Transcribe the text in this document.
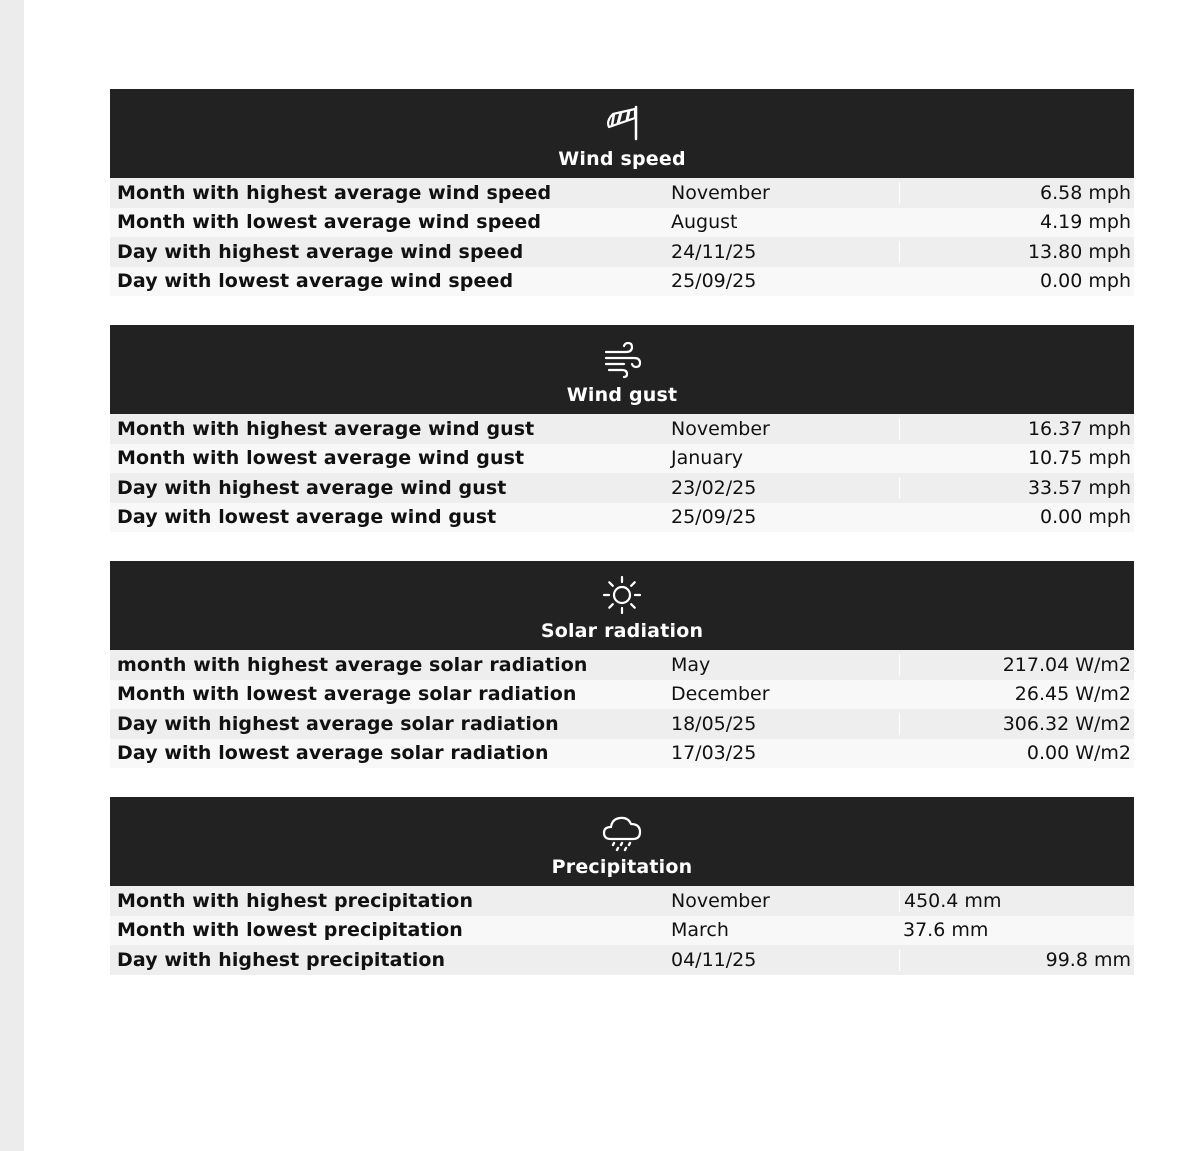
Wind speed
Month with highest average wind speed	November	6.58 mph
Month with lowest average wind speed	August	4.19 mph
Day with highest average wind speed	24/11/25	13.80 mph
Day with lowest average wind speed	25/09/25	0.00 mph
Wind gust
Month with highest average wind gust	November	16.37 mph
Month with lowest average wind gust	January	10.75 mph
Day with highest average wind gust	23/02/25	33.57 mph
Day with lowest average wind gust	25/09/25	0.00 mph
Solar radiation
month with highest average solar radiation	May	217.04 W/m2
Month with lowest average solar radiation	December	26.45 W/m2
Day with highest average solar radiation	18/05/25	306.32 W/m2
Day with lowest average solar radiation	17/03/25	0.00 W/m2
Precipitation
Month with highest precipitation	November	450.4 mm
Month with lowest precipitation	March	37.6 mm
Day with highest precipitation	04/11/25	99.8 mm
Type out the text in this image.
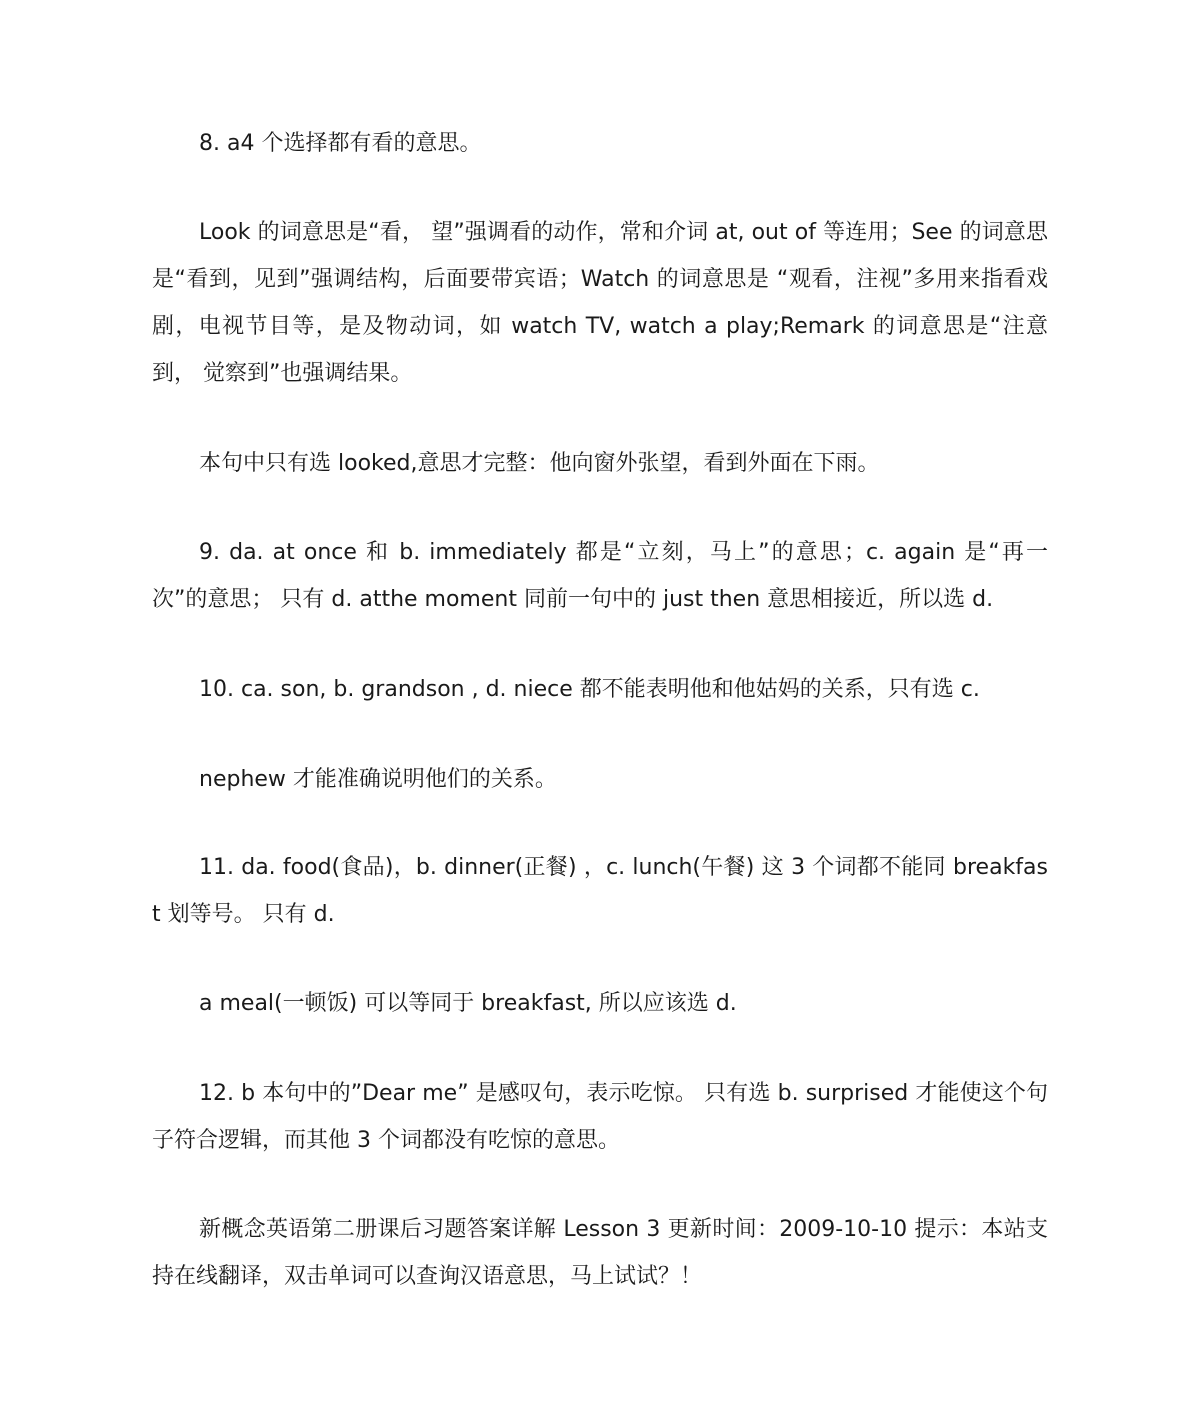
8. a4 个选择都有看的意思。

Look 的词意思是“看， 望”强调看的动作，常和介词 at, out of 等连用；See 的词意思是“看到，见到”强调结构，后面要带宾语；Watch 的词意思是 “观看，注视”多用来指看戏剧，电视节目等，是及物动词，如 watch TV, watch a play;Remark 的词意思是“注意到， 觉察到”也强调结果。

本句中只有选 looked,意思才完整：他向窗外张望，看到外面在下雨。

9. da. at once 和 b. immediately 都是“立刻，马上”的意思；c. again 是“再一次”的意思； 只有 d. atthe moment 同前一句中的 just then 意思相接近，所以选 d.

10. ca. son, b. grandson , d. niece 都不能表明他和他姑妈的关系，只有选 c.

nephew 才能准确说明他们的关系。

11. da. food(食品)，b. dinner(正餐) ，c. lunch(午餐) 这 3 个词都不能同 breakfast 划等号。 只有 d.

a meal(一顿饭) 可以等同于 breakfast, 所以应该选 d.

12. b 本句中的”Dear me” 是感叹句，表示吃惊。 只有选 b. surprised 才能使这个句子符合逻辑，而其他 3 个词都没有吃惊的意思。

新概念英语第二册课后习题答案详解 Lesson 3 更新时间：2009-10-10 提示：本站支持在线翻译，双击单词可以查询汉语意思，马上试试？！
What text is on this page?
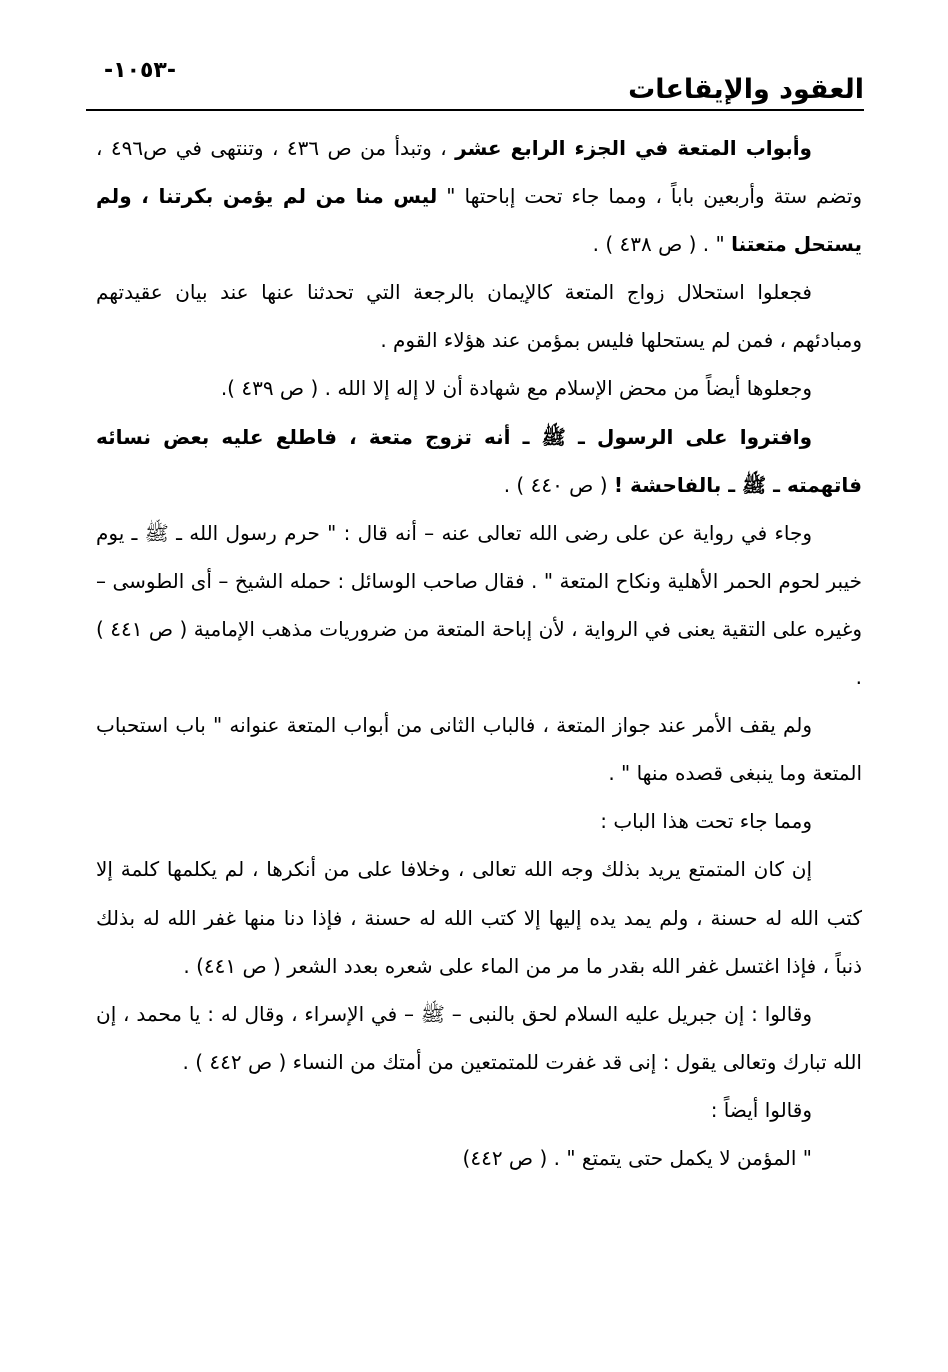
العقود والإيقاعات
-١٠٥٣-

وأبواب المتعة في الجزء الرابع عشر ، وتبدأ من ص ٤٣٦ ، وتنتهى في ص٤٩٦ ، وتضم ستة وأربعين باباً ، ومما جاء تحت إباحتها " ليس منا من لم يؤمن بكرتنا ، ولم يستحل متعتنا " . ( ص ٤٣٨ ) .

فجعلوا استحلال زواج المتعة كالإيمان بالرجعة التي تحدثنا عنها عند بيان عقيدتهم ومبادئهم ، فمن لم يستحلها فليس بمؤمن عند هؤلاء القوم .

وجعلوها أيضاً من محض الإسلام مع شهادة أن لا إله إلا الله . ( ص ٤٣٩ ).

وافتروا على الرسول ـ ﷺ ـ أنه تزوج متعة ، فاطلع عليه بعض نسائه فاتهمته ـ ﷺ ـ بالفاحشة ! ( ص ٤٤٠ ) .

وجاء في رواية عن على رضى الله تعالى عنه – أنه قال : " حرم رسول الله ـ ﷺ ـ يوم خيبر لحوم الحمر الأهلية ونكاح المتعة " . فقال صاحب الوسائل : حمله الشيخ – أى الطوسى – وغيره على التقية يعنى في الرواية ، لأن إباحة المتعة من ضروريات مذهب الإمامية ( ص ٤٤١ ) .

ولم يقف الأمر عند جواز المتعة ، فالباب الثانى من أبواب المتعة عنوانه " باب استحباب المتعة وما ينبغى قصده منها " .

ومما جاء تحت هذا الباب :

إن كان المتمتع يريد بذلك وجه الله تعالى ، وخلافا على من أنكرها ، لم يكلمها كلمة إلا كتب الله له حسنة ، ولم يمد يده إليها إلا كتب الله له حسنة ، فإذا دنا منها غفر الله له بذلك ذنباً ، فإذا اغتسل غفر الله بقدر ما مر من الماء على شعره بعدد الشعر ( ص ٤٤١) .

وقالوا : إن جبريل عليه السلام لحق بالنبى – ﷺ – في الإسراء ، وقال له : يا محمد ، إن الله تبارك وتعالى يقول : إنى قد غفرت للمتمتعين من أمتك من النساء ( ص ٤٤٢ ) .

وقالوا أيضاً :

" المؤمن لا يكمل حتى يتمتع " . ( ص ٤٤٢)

::::::::

WORK REQUIRED
Take every line containing the word "text" and copy it.

COMPLETED EXERCISE
Transcribe the text in this document.
Type out the text in this image.
What text is on this page?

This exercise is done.